Dataset entries
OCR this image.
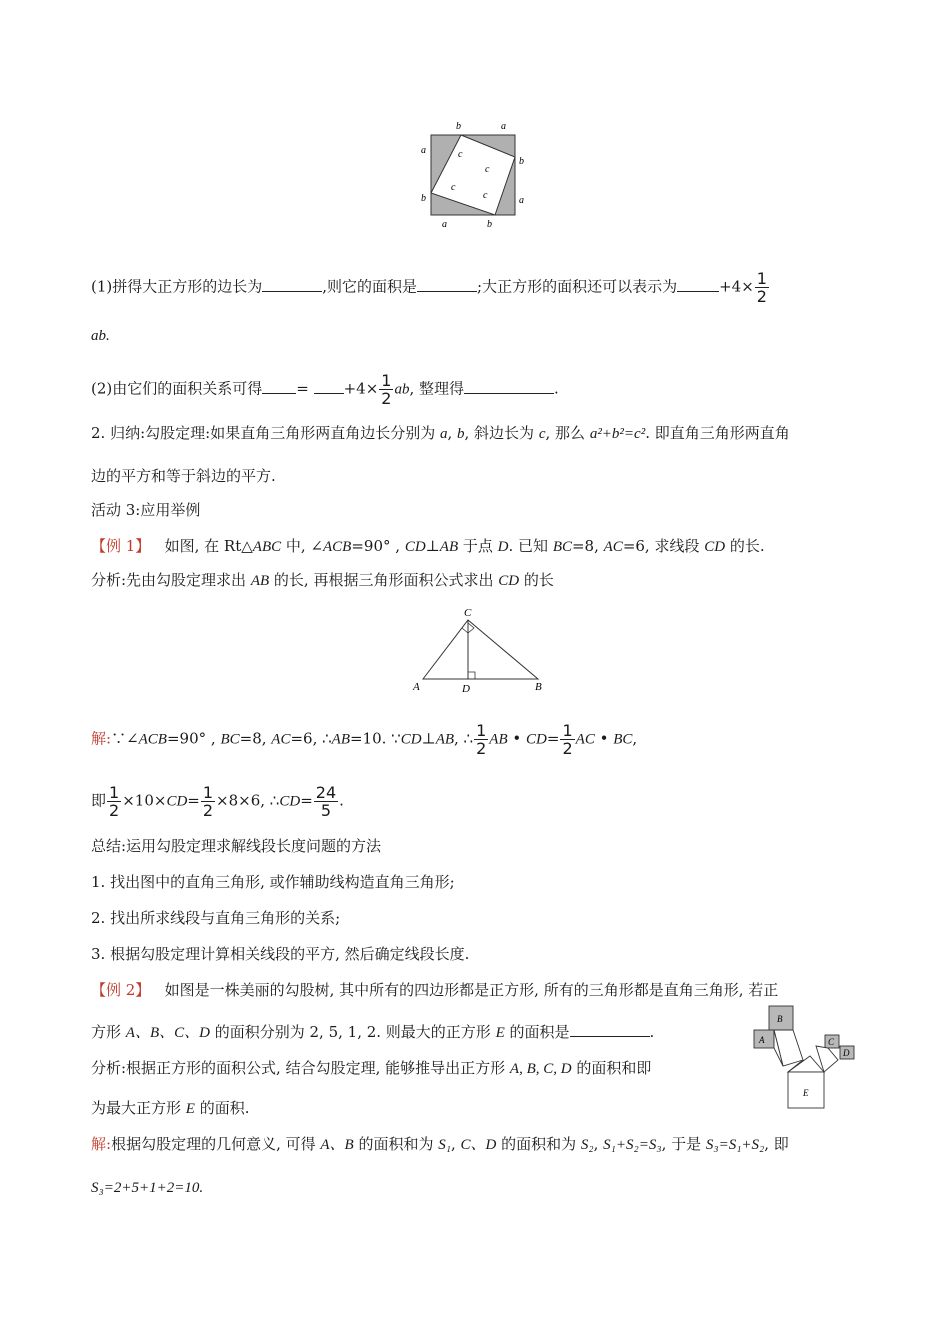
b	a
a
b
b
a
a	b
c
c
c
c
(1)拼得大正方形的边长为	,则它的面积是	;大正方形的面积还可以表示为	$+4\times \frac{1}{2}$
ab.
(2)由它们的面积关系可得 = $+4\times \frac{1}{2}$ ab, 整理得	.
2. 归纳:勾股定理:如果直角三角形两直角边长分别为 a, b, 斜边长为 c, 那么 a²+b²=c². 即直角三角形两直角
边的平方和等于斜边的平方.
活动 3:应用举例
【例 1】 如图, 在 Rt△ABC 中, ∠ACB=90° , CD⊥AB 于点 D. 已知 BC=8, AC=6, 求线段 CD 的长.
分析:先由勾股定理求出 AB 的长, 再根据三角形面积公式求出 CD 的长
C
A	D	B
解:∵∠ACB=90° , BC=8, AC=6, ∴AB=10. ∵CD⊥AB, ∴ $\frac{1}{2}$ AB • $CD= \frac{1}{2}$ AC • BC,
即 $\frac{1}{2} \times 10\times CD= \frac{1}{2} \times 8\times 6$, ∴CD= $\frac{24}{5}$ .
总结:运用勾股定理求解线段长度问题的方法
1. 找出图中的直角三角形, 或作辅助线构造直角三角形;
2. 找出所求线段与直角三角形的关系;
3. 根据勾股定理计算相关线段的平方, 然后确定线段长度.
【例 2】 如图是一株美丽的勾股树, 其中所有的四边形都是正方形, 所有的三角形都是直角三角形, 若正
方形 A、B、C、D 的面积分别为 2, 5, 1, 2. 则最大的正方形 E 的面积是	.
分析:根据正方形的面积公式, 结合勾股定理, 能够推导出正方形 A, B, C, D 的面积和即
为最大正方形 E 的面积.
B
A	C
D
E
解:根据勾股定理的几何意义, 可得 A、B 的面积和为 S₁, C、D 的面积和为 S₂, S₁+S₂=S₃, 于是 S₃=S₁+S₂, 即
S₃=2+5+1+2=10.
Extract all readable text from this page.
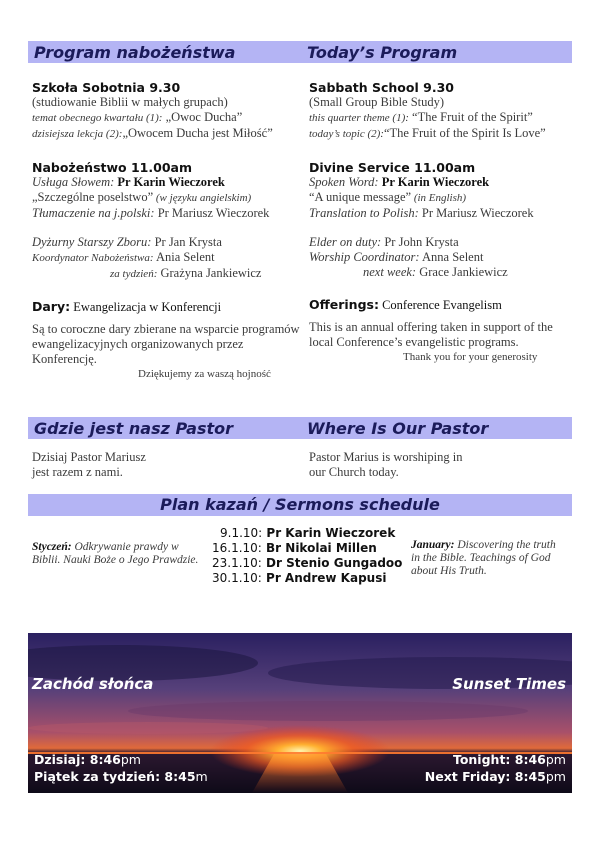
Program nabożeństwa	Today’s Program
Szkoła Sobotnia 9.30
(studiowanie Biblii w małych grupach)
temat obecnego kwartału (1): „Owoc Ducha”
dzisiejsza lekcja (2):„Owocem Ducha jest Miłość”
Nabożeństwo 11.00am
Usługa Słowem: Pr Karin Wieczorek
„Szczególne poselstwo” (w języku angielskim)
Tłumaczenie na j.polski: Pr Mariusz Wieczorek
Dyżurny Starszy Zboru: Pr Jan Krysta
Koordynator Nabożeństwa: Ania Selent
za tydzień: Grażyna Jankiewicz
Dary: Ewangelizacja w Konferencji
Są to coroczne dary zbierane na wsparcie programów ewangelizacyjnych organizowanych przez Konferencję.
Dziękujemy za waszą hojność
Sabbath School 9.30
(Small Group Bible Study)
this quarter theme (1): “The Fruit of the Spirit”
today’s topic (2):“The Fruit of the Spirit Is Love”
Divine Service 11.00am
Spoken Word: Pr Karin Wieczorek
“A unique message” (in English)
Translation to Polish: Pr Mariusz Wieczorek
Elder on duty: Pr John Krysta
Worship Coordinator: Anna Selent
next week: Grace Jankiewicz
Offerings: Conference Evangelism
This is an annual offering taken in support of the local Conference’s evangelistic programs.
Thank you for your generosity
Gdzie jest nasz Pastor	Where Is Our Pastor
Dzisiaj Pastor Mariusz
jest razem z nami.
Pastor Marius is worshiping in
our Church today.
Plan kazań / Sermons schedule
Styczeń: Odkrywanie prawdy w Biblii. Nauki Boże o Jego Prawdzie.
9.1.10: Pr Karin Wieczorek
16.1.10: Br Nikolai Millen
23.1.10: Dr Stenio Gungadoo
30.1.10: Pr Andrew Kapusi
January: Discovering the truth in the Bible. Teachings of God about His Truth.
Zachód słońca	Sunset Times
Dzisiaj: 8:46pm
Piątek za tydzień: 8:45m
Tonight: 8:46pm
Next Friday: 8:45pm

---

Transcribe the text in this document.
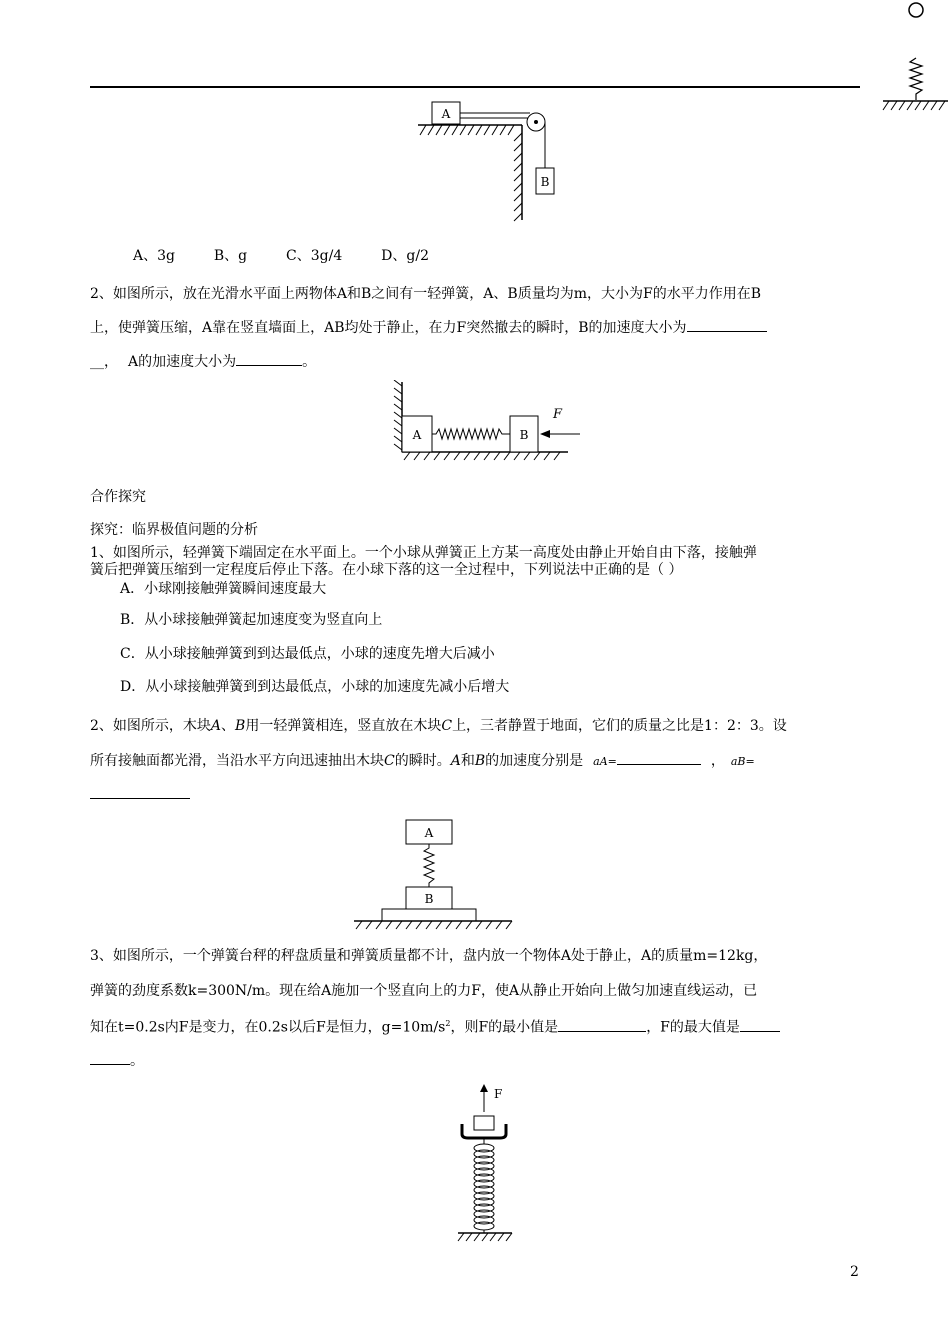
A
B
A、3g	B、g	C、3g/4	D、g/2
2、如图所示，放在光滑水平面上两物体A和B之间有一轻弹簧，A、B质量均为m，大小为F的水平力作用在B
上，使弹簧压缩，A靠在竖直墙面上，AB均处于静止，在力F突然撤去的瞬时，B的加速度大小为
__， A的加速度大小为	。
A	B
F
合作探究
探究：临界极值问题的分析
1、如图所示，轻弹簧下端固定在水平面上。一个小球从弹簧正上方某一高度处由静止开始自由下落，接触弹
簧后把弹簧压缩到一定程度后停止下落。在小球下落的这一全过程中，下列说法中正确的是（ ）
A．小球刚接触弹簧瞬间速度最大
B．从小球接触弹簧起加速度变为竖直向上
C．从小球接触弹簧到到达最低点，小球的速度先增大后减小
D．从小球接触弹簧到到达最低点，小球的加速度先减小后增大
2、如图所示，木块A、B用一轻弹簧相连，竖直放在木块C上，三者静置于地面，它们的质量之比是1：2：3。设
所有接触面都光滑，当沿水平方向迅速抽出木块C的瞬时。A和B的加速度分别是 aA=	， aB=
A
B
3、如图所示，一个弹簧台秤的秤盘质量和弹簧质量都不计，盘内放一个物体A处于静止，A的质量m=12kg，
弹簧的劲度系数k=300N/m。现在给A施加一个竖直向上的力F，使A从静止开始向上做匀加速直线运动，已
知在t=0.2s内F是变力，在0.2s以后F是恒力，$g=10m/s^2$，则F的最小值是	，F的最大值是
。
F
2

→ Aim: Read the data above. Pull out each line in which the string "Conference" appears.

→ Solved problem:
Offerings: Conference Evangelism
This is an annual offering taken in support of the local Conference’s evangelistic programs.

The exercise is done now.